Skip every picture, and output exactly the lines starting at the one with "Give me a plain-text" and running through the last line of the material below.

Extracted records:
-- Start --

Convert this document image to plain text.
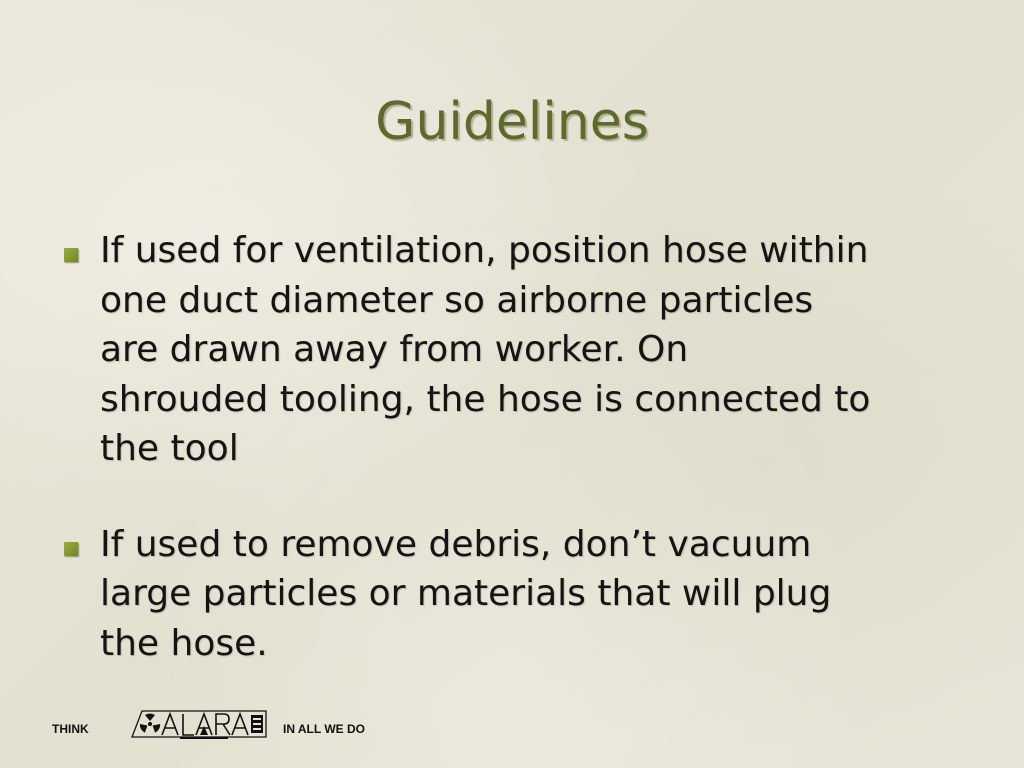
Guidelines
If used for ventilation, position hose within
one duct diameter so airborne particles
are drawn away from worker. On
shrouded tooling, the hose is connected to
the tool
If used to remove debris, don’t vacuum
large particles or materials that will plug
the hose.
THINK	IN ALL WE DO
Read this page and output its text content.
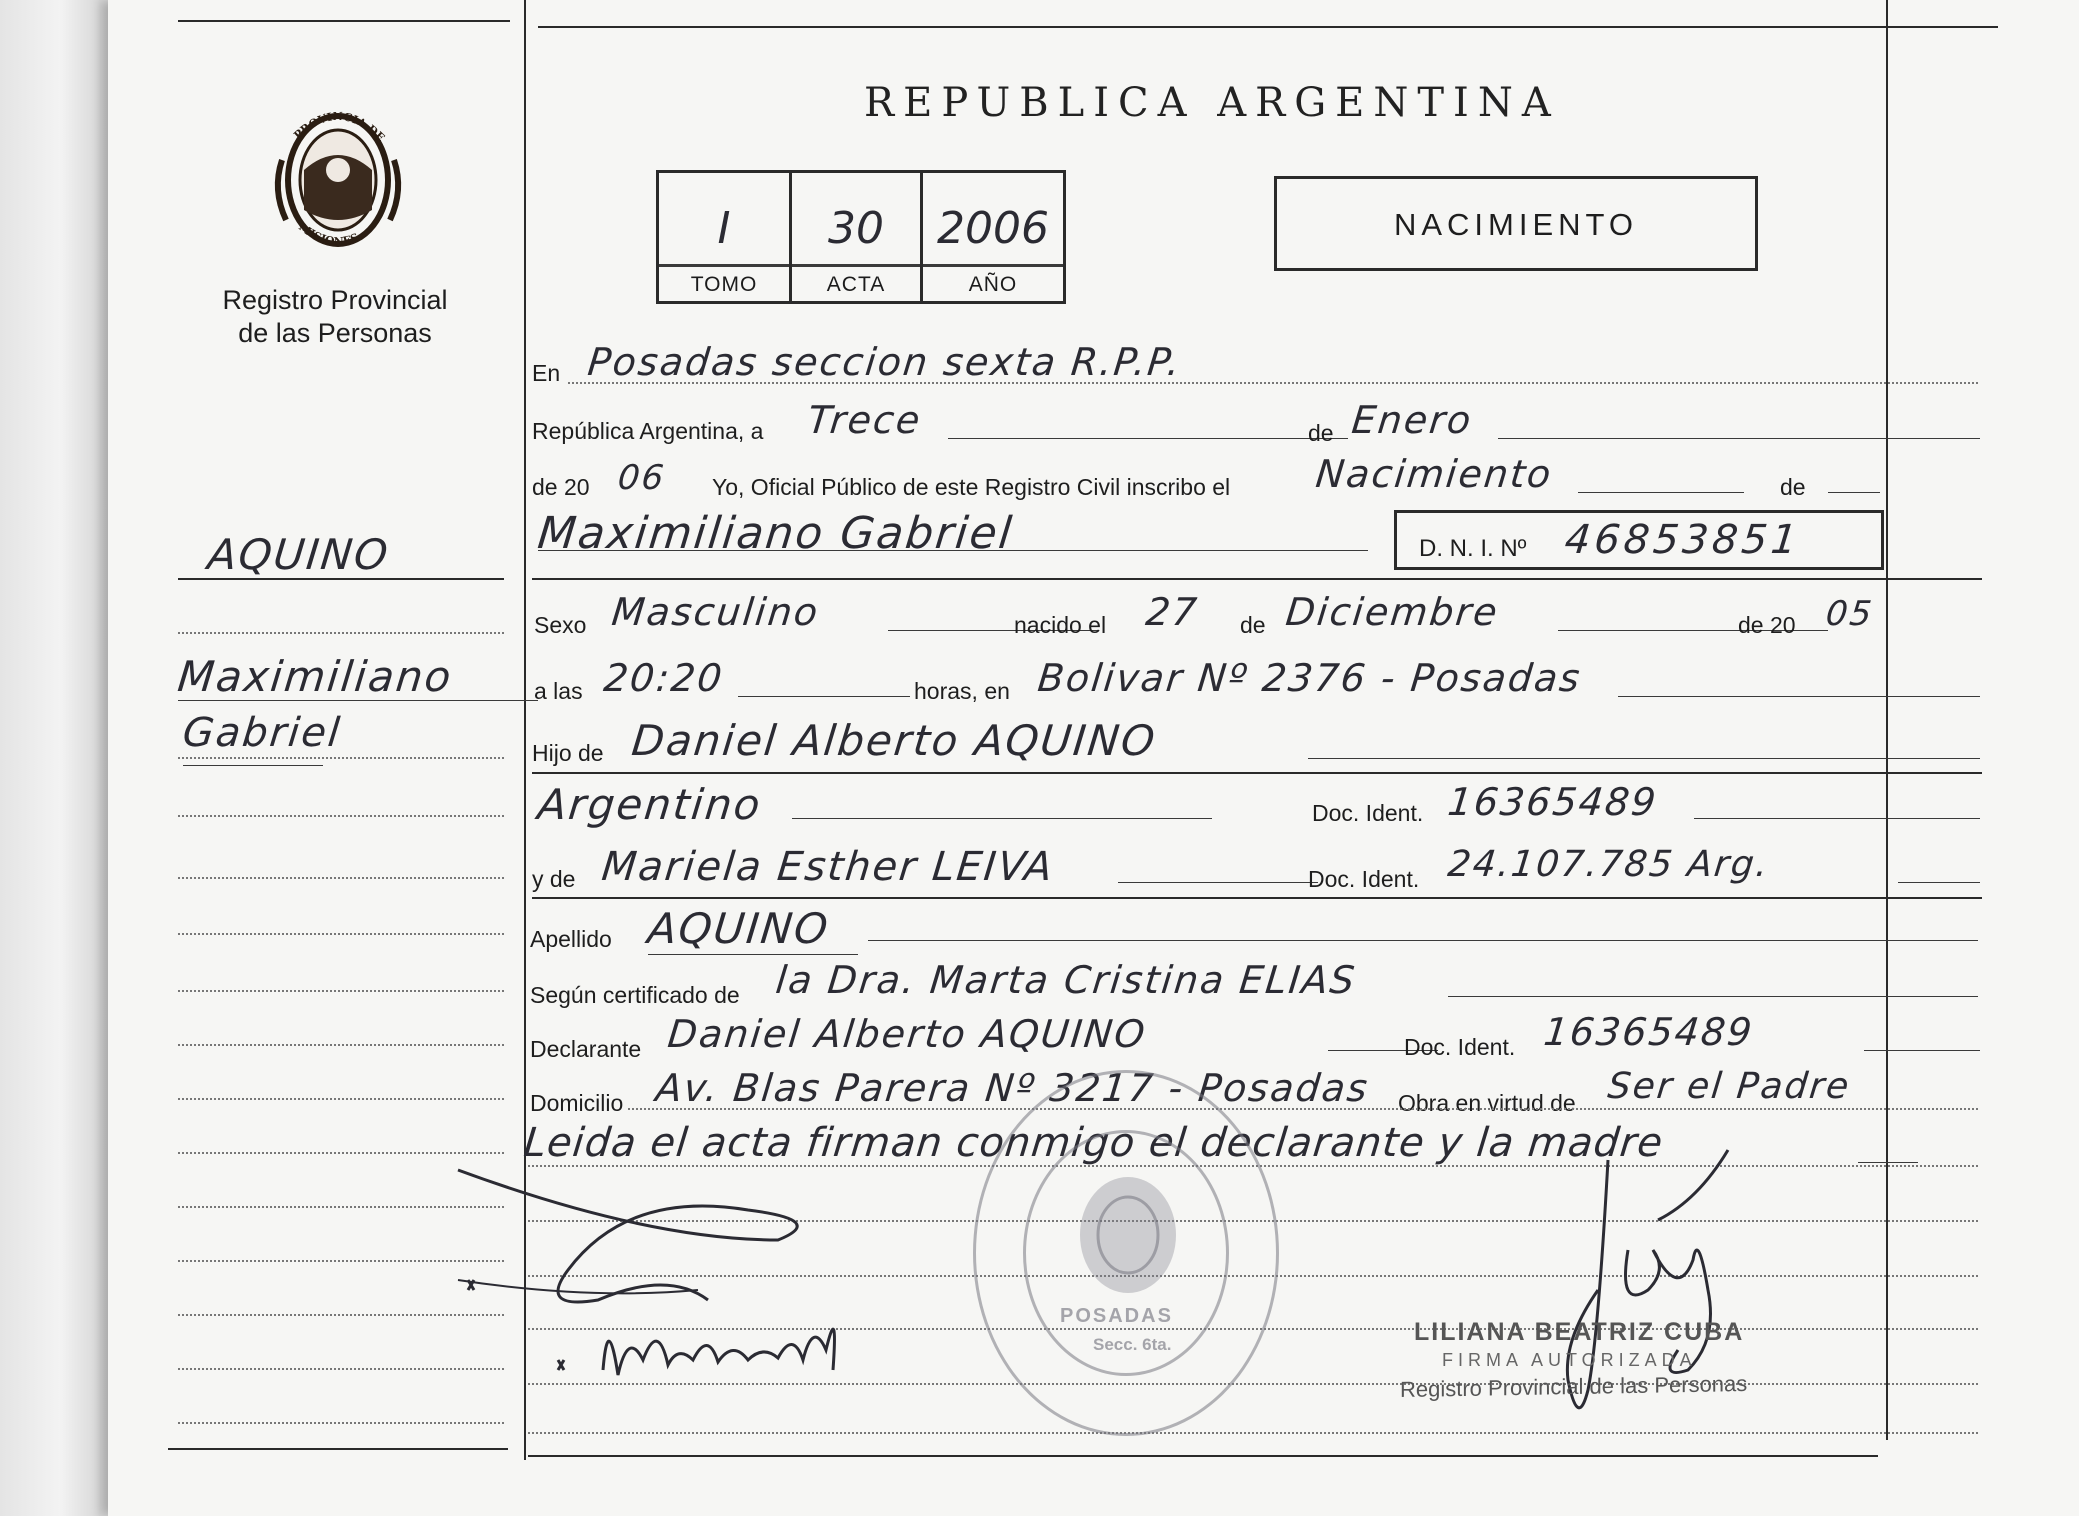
PROVINCIA DE
MISIONES
Registro Provincial
de las Personas
REPUBLICA ARGENTINA
I
TOMO
30
ACTA
2006
AÑO
NACIMIENTO
AQUINO
Maximiliano
Gabriel
En Posadas seccion sexta R.P.P.
República Argentina, a Trece	de Enero
de 20 06 Yo, Oficial Público de este Registro Civil inscribo el Nacimiento	de
Maximiliano Gabriel	D. N. I. Nº 46853851
Sexo Masculino	nacido el 27 de Diciembre	de 20 05
a las 20:20	horas, en Bolivar Nº 2376 - Posadas
Hijo de Daniel Alberto AQUINO
Argentino	Doc. Ident. 16365489
y de Mariela Esther LEIVA	Doc. Ident. 24.107.785 Arg.
Apellido AQUINO
Según certificado de la Dra. Marta Cristina ELIAS
Declarante Daniel Alberto AQUINO	Doc. Ident. 16365489
Domicilio Av. Blas Parera Nº 3217 - Posadas Obra en virtud de Ser el Padre
Leida el acta firman conmigo el declarante y la madre
POSADAS
Secc. 6ta.	LILIANA BEATRIZ CUBA
FIRMA AUTORIZADA
Registro Provincial de las Personas
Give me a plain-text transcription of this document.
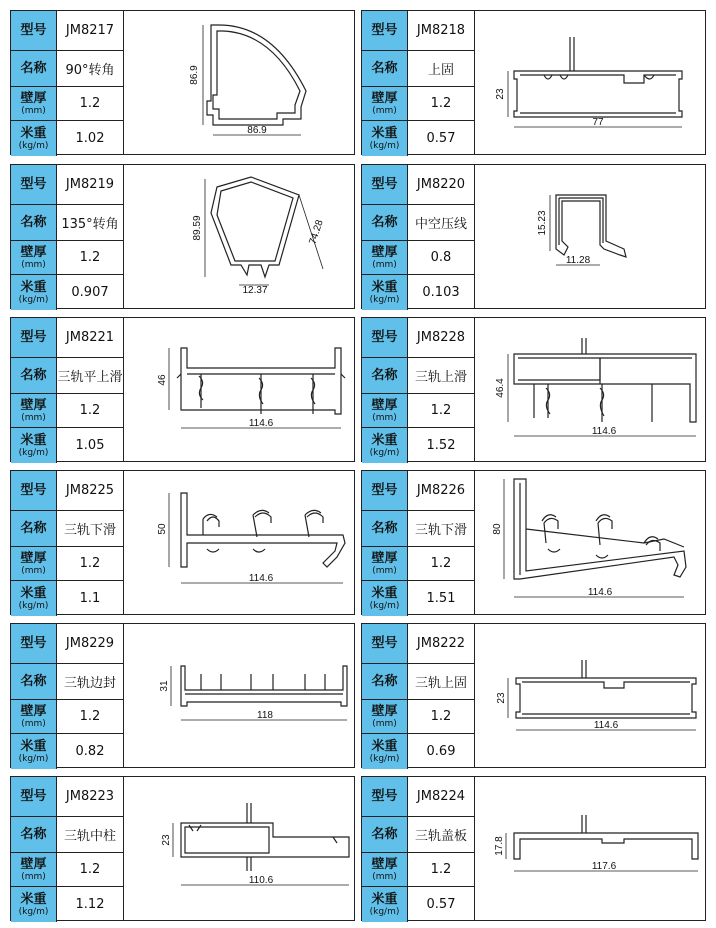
型号	JM8217
名称	90°转角
壁厚
(mm)	1.2
米重
(kg/m)	1.02
86.9
86.9
型号	JM8218
名称	上固
壁厚
(mm)	1.2
米重
(kg/m)	0.57
23
77
型号	JM8219
名称	135°转角
壁厚
(mm)	1.2
米重
(kg/m)	0.907
89.59	74.28
12.37
型号	JM8220
名称	中空压线
壁厚
(mm)	0.8
米重
(kg/m)	0.103
15.23
11.28
型号	JM8221
名称 三轨平上滑
壁厚
(mm)	1.2
米重
(kg/m)	1.05
46
114.6
型号	JM8228
名称	三轨上滑
壁厚
(mm)	1.2
米重
(kg/m)	1.52
46.4
114.6
型号	JM8225
名称	三轨下滑
壁厚
(mm)	1.2
米重
(kg/m)	1.1
50
114.6
型号	JM8226
名称	三轨下滑
壁厚
(mm)	1.2
米重
(kg/m)	1.51
80
114.6
型号	JM8229
名称	三轨边封
壁厚
(mm)	1.2
米重
(kg/m)	0.82
31
118
型号	JM8222
名称	三轨上固
壁厚
(mm)	1.2
米重
(kg/m)	0.69
23
114.6
型号	JM8223
名称	三轨中柱
壁厚
(mm)	1.2
米重
(kg/m)	1.12
23
110.6
型号	JM8224
名称	三轨盖板
壁厚
(mm)	1.2
米重
(kg/m)	0.57
17.8
117.6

-- End --

[Solved exercise]:
Give me a plain-text transcription of this document.
型号	JM8217
名称	90°转角
壁厚
(mm)	1.2
米重
(kg/m)	1.02
86.9
86.9
型号	JM8218
名称	上固
壁厚
(mm)	1.2
米重
(kg/m)	0.57
23
77
型号	JM8219
名称	135°转角
壁厚
(mm)	1.2
米重
(kg/m)	0.907
89.59	74.28
12.37
型号	JM8220
名称	中空压线
壁厚
(mm)	0.8
米重
(kg/m)	0.103
15.23
11.28
型号	JM8221
名称 三轨平上滑
壁厚
(mm)	1.2
米重
(kg/m)	1.05
46
114.6
型号	JM8228
名称	三轨上滑
壁厚
(mm)	1.2
米重
(kg/m)	1.52
46.4
114.6
型号	JM8225
名称	三轨下滑
壁厚
(mm)	1.2
米重
(kg/m)	1.1
50
114.6
型号	JM8226
名称	三轨下滑
壁厚
(mm)	1.2
米重
(kg/m)	1.51
80
114.6
型号	JM8229
名称	三轨边封
壁厚
(mm)	1.2
米重
(kg/m)	0.82
31
118
型号	JM8222
名称	三轨上固
壁厚
(mm)	1.2
米重
(kg/m)	0.69
23
114.6
型号	JM8223
名称	三轨中柱
壁厚
(mm)	1.2
米重
(kg/m)	1.12
23
110.6
型号	JM8224
名称	三轨盖板
壁厚
(mm)	1.2
米重
(kg/m)	0.57
17.8
117.6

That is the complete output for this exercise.